-- START Input for this task --
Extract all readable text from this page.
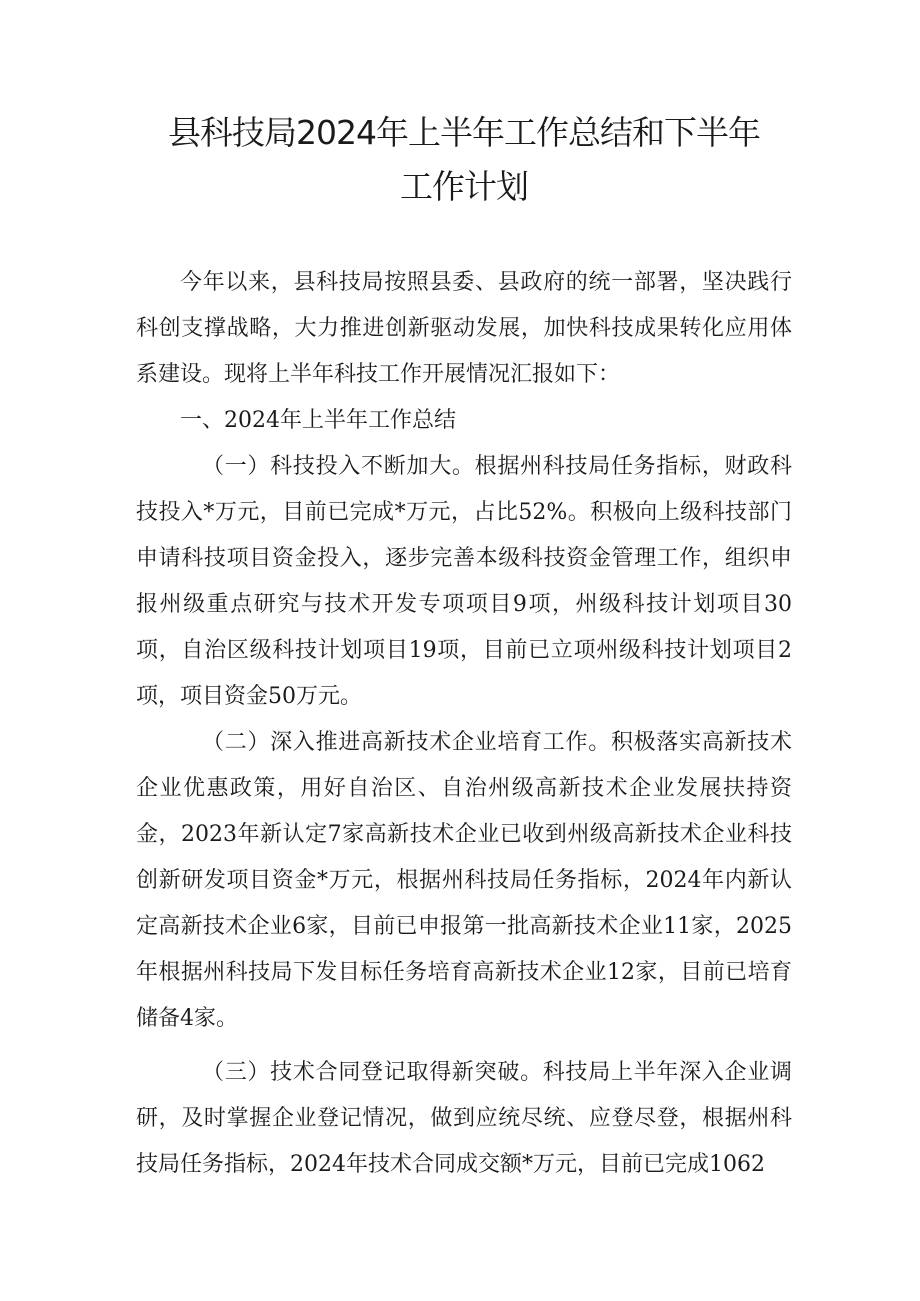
县科技局2024年上半年工作总结和下半年
工作计划

今年以来，县科技局按照县委、县政府的统一部署，坚决践行科创支撑战略，大力推进创新驱动发展，加快科技成果转化应用体系建设。现将上半年科技工作开展情况汇报如下：

一、2024年上半年工作总结

（一）科技投入不断加大。根据州科技局任务指标，财政科技投入*万元，目前已完成*万元，占比52%。积极向上级科技部门申请科技项目资金投入，逐步完善本级科技资金管理工作，组织申报州级重点研究与技术开发专项项目9项，州级科技计划项目30项，自治区级科技计划项目19项，目前已立项州级科技计划项目2项，项目资金50万元。

（二）深入推进高新技术企业培育工作。积极落实高新技术企业优惠政策，用好自治区、自治州级高新技术企业发展扶持资金，2023年新认定7家高新技术企业已收到州级高新技术企业科技创新研发项目资金*万元，根据州科技局任务指标，2024年内新认定高新技术企业6家，目前已申报第一批高新技术企业11家，2025年根据州科技局下发目标任务培育高新技术企业12家，目前已培育储备4家。

（三）技术合同登记取得新突破。科技局上半年深入企业调研，及时掌握企业登记情况，做到应统尽统、应登尽登，根据州科技局任务指标，2024年技术合同成交额*万元，目前已完成1062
-- END Input for this task --
* Set task *
From the listing above, copy every line that includes the word "根据州科技局任务指标".

* Answer to this problem *
（一）科技投入不断加大。根据州科技局任务指标，财政科技投入*万元，目前已完成*万元，占比52%。积极向上级科技部门申请科技项目资金投入，逐步完善本级科技资金管理工作，组织申报州级重点研究与技术开发专项项目9项，州级科技计划项目30项，自治区级科技计划项目19项，目前已立项州级科技计划项目2项，项目资金50万元。
（二）深入推进高新技术企业培育工作。积极落实高新技术企业优惠政策，用好自治区、自治州级高新技术企业发展扶持资金，2023年新认定7家高新技术企业已收到州级高新技术企业科技创新研发项目资金*万元，根据州科技局任务指标，2024年内新认定高新技术企业6家，目前已申报第一批高新技术企业11家，2025年根据州科技局下发目标任务培育高新技术企业12家，目前已培育储备4家。
（三）技术合同登记取得新突破。科技局上半年深入企业调研，及时掌握企业登记情况，做到应统尽统、应登尽登，根据州科技局任务指标，2024年技术合同成交额*万元，目前已完成1062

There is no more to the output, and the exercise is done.